TO BE DONE: Write out each line that follows exactly as it stands, without the pictures.

PROVIDED DATA:
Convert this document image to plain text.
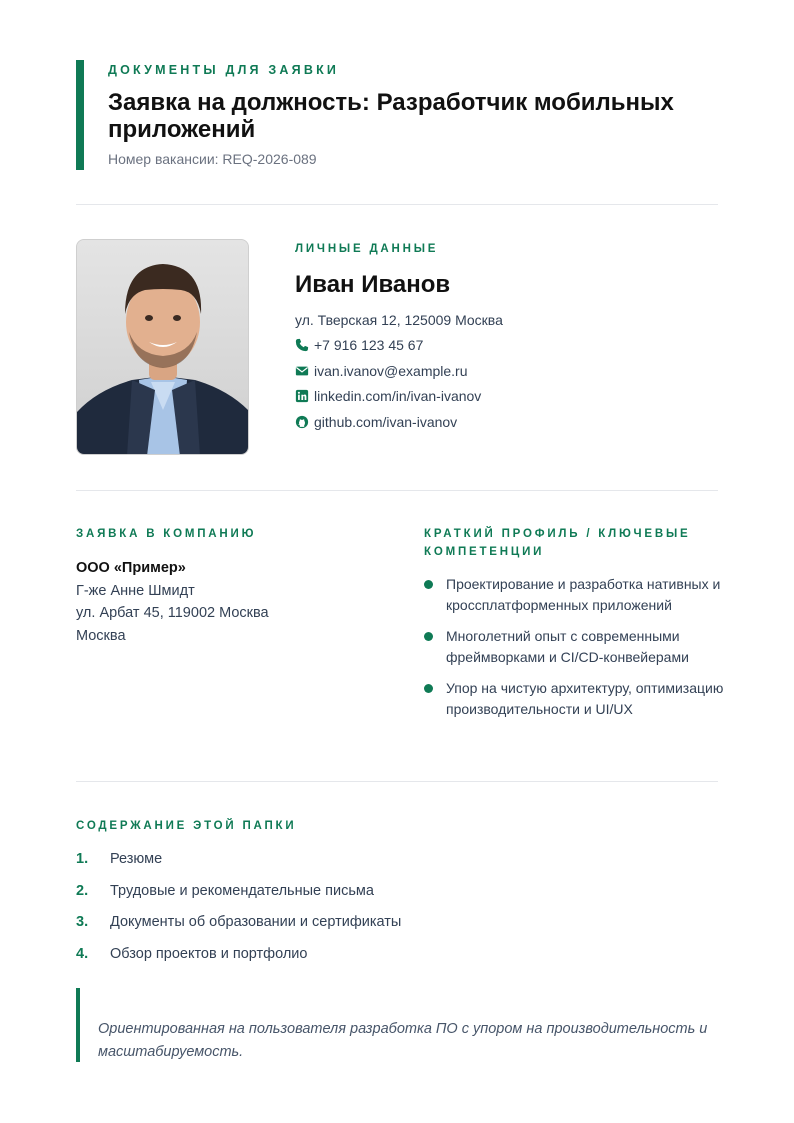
ДОКУМЕНТЫ ДЛЯ ЗАЯВКИ
Заявка на должность: Разработчик мобильных приложений
Номер вакансии: REQ-2026-089
ЛИЧНЫЕ ДАННЫЕ
Иван Иванов
ул. Тверская 12, 125009 Москва
+7 916 123 45 67
ivan.ivanov@example.ru
linkedin.com/in/ivan-ivanov
github.com/ivan-ivanov
ЗАЯВКА В КОМПАНИЮ
ООО «Пример»
Г-же Анне Шмидт
ул. Арбат 45, 119002 Москва
Москва
КРАТКИЙ ПРОФИЛЬ / КЛЮЧЕВЫЕ КОМПЕТЕНЦИИ
Проектирование и разработка нативных и кроссплатформенных приложений
Многолетний опыт с современными фреймворками и CI/CD-конвейерами
Упор на чистую архитектуру, оптимизацию производительности и UI/UX
СОДЕРЖАНИЕ ЭТОЙ ПАПКИ
1.	Резюме
2.	Трудовые и рекомендательные письма
3.	Документы об образовании и сертификаты
4.	Обзор проектов и портфолио
Ориентированная на пользователя разработка ПО с упором на производительность и масштабируемость.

OUTPUT OF THE TASK:
Convert this document image to plain text.
ДОКУМЕНТЫ ДЛЯ ЗАЯВКИ
Заявка на должность: Разработчик мобильных приложений
Номер вакансии: REQ-2026-089
ЛИЧНЫЕ ДАННЫЕ
Иван Иванов
ул. Тверская 12, 125009 Москва
+7 916 123 45 67
ivan.ivanov@example.ru
linkedin.com/in/ivan-ivanov
github.com/ivan-ivanov
ЗАЯВКА В КОМПАНИЮ
ООО «Пример»
Г-же Анне Шмидт
ул. Арбат 45, 119002 Москва
Москва
КРАТКИЙ ПРОФИЛЬ / КЛЮЧЕВЫЕ КОМПЕТЕНЦИИ
Проектирование и разработка нативных и кроссплатформенных приложений
Многолетний опыт с современными фреймворками и CI/CD-конвейерами
Упор на чистую архитектуру, оптимизацию производительности и UI/UX
СОДЕРЖАНИЕ ЭТОЙ ПАПКИ
1.	Резюме
2.	Трудовые и рекомендательные письма
3.	Документы об образовании и сертификаты
4.	Обзор проектов и портфолио
Ориентированная на пользователя разработка ПО с упором на производительность и масштабируемость.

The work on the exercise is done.